─── DATA IN THIS EXERCISE ───
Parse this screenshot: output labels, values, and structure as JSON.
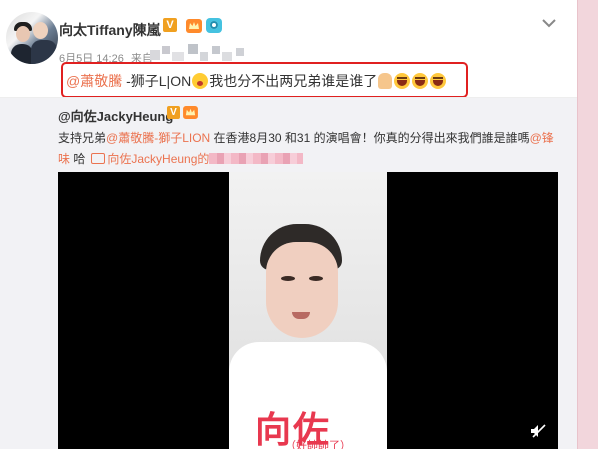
{
  "post": {
    "author": "向太Tiffany陳嵐",
    "verified_badge": "V",
    "meta_date": "6月5日 14:26",
    "meta_from": "来自",
    "text": {
      "mention": "@蕭敬騰",
      "body": " -狮子L|ON",
      "body2": "我也分不出两兄弟谁是谁了"
    }
  },
  "repost": {
    "author": "@向佐JackyHeung",
    "verified_badge": "V",
    "line1_prefix": "支持兄弟",
    "line1_mention": "@蕭敬騰-獅子LION",
    "line1_suffix": " 在香港8月30 和31 的演唱會！你真的分得出來我們誰是誰嗎",
    "line1_mention2": "@锋",
    "line2_mention2_cont": "味",
    "line2_text": " 哈",
    "link_text": "向佐JackyHeung的"
  },
  "video": {
    "caption": "向佐",
    "subcaption": "（好帥帥了）"
  },
  "icons": {
    "chevron": "chevron-down-icon",
    "crown": "crown-icon",
    "camera": "camera-icon",
    "mute": "mute-icon",
    "link": "link-icon"
  },
  "colors": {
    "mention": "#eb7350",
    "highlight_border": "#e02020",
    "caption": "#e8384f"
  }
}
───
TASK PROMPT
With the pictures omitted, reproduce the records in full and exactly.

COMPLETED TASK
Parse this screenshot: output labels, values, and structure as JSON.
{
  "post": {
    "author": "向太Tiffany陳嵐",
    "verified_badge": "V",
    "meta_date": "6月5日 14:26",
    "meta_from": "来自",
    "text": {
      "mention": "@蕭敬騰",
      "body": " -狮子L|ON",
      "body2": "我也分不出两兄弟谁是谁了"
    }
  },
  "repost": {
    "author": "@向佐JackyHeung",
    "verified_badge": "V",
    "line1_prefix": "支持兄弟",
    "line1_mention": "@蕭敬騰-獅子LION",
    "line1_suffix": " 在香港8月30 和31 的演唱會！你真的分得出來我們誰是誰嗎",
    "line1_mention2": "@锋",
    "line2_mention2_cont": "味",
    "line2_text": " 哈",
    "link_text": "向佐JackyHeung的"
  },
  "video": {
    "caption": "向佐",
    "subcaption": "（好帥帥了）"
  },
  "icons": {
    "chevron": "chevron-down-icon",
    "crown": "crown-icon",
    "camera": "camera-icon",
    "mute": "mute-icon",
    "link": "link-icon"
  },
  "colors": {
    "mention": "#eb7350",
    "highlight_border": "#e02020",
    "caption": "#e8384f"
  }
}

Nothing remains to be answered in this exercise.